### [DIRECTIVE]
Identify and pull out each line of the entries in which "from" occurs.

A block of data
- - -

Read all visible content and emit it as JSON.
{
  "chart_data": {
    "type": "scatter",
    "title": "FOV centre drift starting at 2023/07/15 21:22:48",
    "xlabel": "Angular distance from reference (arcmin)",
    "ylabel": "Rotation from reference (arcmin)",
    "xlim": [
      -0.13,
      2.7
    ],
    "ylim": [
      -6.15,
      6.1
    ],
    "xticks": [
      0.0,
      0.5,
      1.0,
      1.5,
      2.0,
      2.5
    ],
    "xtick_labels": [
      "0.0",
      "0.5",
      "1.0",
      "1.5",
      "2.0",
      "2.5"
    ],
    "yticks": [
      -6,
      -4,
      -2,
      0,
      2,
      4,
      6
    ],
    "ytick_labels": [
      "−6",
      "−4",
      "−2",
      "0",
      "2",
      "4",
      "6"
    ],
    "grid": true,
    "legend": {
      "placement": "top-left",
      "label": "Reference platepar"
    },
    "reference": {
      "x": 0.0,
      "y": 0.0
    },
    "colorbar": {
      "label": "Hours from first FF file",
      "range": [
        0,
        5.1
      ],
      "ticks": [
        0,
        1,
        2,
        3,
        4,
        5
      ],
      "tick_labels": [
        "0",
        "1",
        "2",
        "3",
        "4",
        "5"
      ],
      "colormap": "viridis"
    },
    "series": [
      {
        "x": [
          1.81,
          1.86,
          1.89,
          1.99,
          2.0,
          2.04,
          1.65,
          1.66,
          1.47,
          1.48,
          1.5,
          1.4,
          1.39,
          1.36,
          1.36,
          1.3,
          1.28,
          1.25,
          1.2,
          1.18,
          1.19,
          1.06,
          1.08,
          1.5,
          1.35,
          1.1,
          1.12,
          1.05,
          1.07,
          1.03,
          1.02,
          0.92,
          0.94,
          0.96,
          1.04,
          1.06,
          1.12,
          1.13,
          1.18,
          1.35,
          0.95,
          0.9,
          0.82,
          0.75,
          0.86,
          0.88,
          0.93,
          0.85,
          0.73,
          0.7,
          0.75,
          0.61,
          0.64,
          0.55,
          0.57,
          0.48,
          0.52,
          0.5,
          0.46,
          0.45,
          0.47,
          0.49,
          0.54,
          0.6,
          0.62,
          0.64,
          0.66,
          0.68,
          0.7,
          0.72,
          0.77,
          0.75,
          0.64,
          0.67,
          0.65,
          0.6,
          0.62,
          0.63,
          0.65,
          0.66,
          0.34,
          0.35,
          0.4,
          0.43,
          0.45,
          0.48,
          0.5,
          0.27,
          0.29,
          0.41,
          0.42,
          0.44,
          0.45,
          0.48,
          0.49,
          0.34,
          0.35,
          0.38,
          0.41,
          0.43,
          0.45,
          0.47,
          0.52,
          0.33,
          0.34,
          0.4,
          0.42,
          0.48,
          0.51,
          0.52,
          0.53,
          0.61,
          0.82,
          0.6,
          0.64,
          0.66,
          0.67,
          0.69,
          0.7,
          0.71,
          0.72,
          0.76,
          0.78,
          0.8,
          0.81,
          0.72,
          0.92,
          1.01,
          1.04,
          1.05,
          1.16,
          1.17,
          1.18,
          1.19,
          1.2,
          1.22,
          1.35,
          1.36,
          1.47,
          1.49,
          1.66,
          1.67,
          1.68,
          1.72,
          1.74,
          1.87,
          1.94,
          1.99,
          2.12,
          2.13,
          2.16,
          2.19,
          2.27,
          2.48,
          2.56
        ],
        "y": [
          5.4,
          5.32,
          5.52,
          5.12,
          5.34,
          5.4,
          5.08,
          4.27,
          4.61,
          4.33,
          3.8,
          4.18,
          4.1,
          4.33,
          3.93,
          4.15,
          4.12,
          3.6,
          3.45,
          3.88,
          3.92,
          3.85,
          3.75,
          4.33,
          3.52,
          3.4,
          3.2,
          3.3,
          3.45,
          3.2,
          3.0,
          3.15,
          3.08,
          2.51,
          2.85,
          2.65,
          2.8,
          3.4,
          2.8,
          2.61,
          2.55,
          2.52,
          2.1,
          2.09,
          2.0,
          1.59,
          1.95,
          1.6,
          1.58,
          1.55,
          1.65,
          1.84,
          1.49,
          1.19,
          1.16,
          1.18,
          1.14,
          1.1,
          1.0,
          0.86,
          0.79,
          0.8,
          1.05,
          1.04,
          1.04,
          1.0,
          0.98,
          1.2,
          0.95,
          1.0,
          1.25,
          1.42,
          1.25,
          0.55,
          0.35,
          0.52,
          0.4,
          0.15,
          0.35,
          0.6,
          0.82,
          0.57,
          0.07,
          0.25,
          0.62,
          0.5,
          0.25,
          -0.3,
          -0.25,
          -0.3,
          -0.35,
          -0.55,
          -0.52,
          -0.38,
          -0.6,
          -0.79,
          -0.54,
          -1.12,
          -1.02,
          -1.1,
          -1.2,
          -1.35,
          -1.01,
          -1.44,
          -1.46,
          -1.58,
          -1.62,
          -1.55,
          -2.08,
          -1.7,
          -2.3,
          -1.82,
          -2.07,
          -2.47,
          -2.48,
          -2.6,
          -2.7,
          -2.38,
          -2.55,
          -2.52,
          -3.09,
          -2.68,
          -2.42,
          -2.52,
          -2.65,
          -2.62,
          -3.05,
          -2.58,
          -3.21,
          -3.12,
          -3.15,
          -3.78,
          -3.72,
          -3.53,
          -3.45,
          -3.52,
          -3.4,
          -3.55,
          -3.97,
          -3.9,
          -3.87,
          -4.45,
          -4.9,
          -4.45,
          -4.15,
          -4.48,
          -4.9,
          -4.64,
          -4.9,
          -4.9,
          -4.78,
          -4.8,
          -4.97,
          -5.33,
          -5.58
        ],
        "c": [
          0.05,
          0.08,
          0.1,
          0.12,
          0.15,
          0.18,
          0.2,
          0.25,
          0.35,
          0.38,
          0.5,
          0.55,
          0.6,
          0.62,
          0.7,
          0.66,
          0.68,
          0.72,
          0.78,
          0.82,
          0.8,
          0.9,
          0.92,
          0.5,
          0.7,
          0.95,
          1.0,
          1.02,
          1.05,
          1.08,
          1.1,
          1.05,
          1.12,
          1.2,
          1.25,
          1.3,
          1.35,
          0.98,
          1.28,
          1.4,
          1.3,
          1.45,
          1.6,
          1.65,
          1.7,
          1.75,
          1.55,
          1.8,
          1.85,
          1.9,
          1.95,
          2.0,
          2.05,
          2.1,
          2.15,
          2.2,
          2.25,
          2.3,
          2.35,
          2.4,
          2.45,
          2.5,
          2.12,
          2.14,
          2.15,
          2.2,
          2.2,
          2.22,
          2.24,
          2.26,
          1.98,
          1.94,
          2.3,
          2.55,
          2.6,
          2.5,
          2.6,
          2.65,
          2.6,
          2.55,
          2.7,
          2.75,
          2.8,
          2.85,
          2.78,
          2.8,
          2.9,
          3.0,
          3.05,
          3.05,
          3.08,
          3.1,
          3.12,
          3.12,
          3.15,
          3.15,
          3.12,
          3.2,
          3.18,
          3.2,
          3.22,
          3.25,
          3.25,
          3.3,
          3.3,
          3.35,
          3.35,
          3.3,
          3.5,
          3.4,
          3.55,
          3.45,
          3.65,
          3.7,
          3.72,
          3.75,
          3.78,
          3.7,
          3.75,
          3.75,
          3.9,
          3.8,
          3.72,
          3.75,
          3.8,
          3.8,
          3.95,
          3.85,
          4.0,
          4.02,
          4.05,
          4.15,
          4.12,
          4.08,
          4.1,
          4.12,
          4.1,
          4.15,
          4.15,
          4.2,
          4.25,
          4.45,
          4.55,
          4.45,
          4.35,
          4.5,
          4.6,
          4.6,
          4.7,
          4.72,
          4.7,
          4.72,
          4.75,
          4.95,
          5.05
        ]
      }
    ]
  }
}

- - -

### [ANSWER TO THE EXERCISE]
    "xlabel": "Angular distance from reference (arcmin)",
    "ylabel": "Rotation from reference (arcmin)",
      "label": "Hours from first FF file",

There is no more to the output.